Element position data:
━━━━━━━━━━

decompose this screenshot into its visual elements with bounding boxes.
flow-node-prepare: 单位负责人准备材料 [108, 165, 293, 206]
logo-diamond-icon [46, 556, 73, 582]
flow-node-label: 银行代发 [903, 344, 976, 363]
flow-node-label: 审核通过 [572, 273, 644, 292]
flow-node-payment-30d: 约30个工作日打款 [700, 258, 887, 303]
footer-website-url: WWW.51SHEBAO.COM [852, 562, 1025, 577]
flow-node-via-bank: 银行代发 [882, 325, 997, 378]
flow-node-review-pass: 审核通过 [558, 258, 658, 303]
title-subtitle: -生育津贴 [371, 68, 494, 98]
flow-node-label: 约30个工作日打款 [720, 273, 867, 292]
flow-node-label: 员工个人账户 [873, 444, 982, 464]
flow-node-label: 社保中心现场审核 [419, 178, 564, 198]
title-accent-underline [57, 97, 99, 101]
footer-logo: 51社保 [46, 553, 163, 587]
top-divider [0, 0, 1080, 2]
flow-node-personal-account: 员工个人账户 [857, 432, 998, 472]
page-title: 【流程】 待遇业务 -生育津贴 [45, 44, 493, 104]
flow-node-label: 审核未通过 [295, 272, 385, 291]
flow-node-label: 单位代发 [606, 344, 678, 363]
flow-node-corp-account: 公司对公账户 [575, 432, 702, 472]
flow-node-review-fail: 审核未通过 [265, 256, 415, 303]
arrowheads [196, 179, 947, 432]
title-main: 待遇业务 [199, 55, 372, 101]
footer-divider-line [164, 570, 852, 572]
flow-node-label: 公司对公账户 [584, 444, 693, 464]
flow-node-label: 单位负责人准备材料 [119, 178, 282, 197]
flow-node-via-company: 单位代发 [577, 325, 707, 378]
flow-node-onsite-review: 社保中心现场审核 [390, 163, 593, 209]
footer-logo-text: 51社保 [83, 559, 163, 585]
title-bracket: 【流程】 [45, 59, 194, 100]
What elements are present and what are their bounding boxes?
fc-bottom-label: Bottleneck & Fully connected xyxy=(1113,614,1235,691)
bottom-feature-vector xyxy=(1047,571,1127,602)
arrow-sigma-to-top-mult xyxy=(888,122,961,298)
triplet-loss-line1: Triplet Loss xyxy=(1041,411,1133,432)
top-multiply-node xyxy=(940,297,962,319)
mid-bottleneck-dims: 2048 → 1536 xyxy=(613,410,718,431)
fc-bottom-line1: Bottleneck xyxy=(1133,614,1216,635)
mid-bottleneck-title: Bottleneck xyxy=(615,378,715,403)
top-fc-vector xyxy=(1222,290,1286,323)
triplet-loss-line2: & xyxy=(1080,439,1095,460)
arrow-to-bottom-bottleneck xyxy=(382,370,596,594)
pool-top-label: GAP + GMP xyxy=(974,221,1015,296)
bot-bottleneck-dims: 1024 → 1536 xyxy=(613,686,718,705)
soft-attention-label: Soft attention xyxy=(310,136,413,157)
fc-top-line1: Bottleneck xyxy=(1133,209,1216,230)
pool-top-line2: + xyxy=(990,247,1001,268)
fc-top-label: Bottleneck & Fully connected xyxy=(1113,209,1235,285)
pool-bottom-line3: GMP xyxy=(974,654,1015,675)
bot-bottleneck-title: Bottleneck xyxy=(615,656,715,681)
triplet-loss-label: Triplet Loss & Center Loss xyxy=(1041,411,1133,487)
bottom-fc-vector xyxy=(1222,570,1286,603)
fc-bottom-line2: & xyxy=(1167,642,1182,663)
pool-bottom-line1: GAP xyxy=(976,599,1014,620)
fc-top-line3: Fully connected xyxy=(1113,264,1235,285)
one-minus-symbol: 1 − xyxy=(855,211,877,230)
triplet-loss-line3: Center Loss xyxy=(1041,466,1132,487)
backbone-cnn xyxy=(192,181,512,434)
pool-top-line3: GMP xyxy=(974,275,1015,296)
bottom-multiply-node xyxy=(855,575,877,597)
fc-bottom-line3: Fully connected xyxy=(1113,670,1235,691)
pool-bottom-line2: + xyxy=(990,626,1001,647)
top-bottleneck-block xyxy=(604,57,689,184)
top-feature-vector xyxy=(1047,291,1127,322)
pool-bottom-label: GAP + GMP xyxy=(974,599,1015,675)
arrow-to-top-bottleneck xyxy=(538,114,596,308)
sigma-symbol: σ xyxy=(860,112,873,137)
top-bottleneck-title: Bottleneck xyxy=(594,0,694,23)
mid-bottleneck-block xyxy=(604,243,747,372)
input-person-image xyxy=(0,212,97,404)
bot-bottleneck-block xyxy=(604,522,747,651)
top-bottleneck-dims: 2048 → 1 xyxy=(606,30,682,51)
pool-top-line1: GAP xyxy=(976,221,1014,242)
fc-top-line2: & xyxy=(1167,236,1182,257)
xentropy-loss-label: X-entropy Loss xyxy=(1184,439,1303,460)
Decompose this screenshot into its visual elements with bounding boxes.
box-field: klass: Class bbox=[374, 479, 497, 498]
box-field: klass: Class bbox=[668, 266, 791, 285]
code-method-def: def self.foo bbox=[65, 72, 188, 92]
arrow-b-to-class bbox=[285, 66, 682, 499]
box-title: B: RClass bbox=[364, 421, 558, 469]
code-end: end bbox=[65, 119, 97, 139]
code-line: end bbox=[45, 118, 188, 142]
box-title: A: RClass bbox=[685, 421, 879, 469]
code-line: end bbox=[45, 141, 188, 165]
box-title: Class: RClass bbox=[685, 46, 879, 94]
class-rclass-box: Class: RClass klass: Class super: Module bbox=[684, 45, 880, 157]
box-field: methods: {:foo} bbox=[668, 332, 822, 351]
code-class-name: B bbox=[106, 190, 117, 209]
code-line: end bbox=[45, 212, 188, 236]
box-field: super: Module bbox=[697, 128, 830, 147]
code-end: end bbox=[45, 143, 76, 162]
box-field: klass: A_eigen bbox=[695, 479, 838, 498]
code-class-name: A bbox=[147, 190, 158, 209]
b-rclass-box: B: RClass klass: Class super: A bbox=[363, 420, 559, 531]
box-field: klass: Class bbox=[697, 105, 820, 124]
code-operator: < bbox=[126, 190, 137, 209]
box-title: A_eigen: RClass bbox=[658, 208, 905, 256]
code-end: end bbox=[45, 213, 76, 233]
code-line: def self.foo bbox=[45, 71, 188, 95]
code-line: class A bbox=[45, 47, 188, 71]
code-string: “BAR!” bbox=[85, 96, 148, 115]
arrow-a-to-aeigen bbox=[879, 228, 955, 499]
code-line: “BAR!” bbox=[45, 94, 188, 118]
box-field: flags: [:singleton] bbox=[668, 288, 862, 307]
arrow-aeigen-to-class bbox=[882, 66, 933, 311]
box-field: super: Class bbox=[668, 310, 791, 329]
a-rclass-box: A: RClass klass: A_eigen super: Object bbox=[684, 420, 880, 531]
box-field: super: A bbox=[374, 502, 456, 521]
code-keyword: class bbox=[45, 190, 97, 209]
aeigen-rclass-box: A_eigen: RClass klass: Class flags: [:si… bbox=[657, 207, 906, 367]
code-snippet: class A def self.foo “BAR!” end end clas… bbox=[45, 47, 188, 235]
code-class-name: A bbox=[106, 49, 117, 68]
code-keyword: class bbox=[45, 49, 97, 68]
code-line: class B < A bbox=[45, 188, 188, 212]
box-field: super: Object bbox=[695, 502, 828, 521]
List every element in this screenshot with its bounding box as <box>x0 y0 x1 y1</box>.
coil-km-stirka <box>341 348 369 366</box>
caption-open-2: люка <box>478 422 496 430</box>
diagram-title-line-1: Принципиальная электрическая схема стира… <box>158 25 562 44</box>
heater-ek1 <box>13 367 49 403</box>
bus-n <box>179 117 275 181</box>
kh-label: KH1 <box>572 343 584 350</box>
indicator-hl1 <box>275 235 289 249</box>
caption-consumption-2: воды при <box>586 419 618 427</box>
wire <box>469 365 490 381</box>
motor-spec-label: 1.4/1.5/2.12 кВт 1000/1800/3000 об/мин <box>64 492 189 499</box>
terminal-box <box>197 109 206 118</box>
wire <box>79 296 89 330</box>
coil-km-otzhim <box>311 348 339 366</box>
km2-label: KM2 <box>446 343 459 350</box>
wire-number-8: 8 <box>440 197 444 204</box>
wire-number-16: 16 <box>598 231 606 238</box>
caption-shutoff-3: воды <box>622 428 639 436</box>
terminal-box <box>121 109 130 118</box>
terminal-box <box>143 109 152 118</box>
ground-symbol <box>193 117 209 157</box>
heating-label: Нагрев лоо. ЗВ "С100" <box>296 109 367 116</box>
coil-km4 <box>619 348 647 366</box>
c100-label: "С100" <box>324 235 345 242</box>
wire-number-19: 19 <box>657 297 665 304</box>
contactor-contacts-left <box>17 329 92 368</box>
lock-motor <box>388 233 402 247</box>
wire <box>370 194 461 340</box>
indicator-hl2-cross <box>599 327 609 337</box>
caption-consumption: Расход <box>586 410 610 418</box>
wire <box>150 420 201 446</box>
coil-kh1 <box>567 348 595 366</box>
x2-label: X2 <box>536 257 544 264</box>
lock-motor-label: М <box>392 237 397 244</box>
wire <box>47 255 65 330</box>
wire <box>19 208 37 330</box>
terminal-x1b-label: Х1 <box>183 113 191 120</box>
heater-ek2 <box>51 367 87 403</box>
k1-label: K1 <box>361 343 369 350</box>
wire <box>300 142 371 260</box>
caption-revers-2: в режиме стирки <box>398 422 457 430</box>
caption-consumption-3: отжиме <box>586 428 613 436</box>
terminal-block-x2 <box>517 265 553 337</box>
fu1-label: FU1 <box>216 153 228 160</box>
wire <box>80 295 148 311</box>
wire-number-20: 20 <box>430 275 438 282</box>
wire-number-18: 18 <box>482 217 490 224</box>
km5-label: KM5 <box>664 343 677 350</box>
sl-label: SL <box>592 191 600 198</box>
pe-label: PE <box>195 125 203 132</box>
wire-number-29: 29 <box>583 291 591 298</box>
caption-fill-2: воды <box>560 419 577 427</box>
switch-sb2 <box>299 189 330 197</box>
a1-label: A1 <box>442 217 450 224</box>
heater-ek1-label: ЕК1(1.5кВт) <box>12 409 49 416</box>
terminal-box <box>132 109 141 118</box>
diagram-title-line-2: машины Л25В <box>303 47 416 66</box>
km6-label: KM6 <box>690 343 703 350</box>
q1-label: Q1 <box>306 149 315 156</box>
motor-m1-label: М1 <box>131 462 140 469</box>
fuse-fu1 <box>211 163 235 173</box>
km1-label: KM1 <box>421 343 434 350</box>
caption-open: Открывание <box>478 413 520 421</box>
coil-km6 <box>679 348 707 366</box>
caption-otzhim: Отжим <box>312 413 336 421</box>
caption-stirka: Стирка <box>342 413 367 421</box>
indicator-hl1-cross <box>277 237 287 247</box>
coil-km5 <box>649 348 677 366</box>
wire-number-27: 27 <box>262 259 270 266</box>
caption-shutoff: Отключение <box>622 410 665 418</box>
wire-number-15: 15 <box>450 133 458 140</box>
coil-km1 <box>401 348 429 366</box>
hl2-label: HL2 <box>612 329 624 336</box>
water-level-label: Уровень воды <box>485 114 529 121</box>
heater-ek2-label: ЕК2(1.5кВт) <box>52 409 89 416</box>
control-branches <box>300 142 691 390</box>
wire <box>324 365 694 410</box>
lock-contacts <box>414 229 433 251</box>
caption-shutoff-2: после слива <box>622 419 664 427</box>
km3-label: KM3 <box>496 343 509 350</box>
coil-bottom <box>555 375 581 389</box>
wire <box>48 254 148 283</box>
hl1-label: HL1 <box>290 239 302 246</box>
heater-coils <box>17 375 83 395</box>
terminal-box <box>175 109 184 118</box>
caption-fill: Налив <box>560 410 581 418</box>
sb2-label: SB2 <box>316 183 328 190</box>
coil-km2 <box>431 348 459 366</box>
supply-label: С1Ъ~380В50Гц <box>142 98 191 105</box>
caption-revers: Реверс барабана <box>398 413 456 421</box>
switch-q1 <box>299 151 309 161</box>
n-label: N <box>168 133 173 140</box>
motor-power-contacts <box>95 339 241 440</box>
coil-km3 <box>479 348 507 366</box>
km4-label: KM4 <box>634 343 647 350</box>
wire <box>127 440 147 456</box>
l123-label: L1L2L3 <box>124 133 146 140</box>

━━━━━━━━━━

TASK INSTRUCTIONS: Copy everything from the start of the material down to the line containing "flow-node-label: 审核通过 [572, 273, 644, 292]", swapping "decompose" for "break down" and leaving every other part as it is.

TASK OUTPUT:
break down this screenshot into its visual elements with bounding boxes.
flow-node-prepare: 单位负责人准备材料 [108, 165, 293, 206]
logo-diamond-icon [46, 556, 73, 582]
flow-node-label: 银行代发 [903, 344, 976, 363]
flow-node-label: 审核通过 [572, 273, 644, 292]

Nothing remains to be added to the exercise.